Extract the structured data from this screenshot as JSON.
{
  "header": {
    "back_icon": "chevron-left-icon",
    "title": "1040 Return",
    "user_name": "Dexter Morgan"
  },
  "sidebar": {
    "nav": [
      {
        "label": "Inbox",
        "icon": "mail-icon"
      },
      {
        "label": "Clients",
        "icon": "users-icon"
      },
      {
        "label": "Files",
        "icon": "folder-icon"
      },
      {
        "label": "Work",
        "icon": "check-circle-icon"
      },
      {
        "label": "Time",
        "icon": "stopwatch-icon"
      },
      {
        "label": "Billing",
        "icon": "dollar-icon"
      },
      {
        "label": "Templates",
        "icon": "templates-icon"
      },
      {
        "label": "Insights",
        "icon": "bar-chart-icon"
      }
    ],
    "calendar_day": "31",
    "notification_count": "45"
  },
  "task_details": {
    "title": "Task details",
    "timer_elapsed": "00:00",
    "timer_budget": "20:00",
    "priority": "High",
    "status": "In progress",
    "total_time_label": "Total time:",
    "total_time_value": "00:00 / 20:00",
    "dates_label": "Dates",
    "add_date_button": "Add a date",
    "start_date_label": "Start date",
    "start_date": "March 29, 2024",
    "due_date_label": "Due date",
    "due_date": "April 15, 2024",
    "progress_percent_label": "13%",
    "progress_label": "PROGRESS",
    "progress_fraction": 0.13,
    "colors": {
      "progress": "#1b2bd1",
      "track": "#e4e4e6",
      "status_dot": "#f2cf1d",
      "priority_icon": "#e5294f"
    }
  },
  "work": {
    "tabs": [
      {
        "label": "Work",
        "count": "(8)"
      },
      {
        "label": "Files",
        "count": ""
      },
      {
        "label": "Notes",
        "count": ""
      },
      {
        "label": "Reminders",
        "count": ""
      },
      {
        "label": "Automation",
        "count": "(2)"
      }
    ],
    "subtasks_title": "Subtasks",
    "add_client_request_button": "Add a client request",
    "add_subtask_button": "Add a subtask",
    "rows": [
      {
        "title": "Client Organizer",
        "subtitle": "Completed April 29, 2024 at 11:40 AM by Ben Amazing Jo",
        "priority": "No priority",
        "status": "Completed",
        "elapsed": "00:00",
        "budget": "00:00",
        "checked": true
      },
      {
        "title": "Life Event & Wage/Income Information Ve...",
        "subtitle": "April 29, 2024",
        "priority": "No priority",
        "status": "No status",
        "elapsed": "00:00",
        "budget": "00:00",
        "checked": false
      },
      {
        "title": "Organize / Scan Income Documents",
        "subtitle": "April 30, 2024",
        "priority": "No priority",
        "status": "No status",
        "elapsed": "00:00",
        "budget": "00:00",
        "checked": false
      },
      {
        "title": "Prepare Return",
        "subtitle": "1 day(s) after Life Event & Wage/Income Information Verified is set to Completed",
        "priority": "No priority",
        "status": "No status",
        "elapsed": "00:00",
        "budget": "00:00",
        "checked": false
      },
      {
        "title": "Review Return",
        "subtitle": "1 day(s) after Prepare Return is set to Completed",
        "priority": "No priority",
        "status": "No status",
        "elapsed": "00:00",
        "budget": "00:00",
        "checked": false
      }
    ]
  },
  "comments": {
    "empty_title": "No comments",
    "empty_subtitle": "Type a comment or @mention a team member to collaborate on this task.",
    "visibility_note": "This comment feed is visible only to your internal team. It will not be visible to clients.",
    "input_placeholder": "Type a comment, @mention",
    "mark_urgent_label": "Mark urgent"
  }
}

What you will do -
From the listing above, copy every line that holds the string "Income".

Correct answer -
        "title": "Life Event & Wage/Income Information Ve...",
        "title": "Organize / Scan Income Documents",
        "subtitle": "1 day(s) after Life Event & Wage/Income Information Verified is set to Completed",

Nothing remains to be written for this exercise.